----- Source material -----

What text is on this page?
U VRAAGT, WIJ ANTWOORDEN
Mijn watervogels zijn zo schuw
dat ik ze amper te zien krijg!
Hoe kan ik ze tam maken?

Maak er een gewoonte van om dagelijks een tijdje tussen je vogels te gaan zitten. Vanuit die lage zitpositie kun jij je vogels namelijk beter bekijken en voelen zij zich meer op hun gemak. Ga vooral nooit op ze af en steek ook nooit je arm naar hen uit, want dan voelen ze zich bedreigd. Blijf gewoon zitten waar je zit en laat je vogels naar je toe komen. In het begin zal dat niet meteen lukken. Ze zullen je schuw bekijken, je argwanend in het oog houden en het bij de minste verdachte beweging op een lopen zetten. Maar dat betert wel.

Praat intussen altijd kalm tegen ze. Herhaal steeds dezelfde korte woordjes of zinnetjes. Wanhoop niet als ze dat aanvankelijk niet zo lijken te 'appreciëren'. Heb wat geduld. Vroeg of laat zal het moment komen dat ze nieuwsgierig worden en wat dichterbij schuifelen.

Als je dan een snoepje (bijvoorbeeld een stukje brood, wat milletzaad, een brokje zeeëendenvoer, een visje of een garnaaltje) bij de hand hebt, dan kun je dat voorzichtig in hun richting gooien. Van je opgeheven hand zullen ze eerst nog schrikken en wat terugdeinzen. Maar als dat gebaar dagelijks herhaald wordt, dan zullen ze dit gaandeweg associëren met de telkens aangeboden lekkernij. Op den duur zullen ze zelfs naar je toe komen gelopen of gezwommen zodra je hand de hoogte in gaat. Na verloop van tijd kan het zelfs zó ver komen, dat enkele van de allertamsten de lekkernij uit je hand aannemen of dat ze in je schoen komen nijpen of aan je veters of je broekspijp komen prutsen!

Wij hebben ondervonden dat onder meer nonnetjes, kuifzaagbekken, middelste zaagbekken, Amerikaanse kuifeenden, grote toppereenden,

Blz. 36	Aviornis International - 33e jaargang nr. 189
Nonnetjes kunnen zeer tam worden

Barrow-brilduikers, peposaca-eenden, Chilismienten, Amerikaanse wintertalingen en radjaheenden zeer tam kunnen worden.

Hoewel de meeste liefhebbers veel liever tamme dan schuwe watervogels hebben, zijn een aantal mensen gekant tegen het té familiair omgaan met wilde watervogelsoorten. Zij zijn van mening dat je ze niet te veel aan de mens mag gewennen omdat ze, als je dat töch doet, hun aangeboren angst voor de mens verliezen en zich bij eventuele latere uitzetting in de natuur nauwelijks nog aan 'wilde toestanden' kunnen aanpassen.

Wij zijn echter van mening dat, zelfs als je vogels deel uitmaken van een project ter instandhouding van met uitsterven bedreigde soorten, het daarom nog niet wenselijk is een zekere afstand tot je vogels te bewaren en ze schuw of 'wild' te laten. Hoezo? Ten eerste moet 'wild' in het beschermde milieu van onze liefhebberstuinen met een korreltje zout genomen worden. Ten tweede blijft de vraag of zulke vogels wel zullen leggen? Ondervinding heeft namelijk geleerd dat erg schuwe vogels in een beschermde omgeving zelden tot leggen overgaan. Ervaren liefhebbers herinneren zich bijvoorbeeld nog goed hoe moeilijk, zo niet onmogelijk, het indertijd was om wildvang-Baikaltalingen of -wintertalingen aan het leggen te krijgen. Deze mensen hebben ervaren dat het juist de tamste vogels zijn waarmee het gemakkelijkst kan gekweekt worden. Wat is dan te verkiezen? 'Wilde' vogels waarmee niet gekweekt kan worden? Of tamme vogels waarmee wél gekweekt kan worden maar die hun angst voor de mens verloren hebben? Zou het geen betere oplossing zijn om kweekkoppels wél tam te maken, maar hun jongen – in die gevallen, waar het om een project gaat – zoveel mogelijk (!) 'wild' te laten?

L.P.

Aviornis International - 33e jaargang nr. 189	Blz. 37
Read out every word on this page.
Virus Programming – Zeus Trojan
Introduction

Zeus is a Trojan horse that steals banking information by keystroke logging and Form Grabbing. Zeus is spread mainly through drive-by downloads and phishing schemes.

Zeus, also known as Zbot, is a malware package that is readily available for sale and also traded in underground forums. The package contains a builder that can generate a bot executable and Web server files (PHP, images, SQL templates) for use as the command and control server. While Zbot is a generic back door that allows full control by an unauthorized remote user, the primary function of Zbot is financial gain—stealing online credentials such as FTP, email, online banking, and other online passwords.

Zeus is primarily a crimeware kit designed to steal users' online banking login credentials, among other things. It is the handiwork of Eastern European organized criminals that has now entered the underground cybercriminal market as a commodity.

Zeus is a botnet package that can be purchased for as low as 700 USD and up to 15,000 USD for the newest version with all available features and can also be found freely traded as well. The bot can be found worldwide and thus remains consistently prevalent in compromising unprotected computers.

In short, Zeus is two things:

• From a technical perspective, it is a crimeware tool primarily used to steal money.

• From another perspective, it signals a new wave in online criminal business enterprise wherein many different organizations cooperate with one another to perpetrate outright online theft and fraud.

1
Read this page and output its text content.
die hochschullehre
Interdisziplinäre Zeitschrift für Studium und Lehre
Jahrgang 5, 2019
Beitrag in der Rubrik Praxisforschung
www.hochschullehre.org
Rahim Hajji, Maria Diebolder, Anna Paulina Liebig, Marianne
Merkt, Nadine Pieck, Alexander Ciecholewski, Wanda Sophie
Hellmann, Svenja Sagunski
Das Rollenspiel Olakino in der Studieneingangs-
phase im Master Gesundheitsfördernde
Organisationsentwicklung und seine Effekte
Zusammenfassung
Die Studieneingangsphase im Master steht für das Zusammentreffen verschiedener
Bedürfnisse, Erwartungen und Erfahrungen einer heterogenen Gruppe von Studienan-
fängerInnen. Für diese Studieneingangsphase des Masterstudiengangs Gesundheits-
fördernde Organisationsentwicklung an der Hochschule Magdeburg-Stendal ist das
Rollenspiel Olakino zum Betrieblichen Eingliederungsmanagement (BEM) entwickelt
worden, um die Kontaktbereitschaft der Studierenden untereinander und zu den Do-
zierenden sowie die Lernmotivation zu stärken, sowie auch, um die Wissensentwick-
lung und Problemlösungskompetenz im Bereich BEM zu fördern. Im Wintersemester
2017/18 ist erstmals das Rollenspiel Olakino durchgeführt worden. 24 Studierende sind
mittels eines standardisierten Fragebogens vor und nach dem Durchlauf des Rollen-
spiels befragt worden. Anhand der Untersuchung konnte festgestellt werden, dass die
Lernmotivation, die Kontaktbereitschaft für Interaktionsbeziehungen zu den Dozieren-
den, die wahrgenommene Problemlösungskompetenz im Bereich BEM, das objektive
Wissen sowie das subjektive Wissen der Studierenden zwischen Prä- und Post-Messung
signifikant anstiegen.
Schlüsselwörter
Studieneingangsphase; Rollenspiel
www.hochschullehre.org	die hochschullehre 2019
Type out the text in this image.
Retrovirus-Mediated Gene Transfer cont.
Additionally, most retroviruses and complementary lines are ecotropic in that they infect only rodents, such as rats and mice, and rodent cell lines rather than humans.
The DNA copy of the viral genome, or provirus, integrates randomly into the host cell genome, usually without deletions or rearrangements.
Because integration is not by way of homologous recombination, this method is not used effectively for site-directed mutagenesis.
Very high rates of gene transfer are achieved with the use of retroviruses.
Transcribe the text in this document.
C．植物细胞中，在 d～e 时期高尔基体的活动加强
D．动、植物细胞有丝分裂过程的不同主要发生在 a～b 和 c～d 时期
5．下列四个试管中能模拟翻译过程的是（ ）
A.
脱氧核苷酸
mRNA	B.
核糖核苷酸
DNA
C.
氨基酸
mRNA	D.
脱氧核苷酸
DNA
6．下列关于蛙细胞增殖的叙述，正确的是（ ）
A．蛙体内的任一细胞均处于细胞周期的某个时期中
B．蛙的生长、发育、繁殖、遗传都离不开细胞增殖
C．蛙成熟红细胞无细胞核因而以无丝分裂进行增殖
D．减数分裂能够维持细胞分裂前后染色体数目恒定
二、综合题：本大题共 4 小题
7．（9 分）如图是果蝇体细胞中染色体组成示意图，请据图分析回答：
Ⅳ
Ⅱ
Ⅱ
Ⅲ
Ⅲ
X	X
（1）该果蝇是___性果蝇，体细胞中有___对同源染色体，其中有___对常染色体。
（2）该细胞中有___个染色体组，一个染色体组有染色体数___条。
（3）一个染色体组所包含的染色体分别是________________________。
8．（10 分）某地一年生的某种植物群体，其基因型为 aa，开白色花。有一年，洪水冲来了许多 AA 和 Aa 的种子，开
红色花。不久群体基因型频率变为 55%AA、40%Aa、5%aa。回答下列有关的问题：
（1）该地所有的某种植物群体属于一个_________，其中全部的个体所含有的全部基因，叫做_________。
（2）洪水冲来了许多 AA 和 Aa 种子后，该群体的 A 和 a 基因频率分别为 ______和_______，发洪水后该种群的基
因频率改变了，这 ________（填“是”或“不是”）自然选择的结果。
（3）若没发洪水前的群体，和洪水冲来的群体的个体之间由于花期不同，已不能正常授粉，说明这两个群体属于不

-----

■ Exercise objective:
From the listing above, copy every line where the string "jaargang" is found.

■ Written reply:
Blz. 36	Aviornis International - 33e jaargang nr. 189
Aviornis International - 33e jaargang nr. 189	Blz. 37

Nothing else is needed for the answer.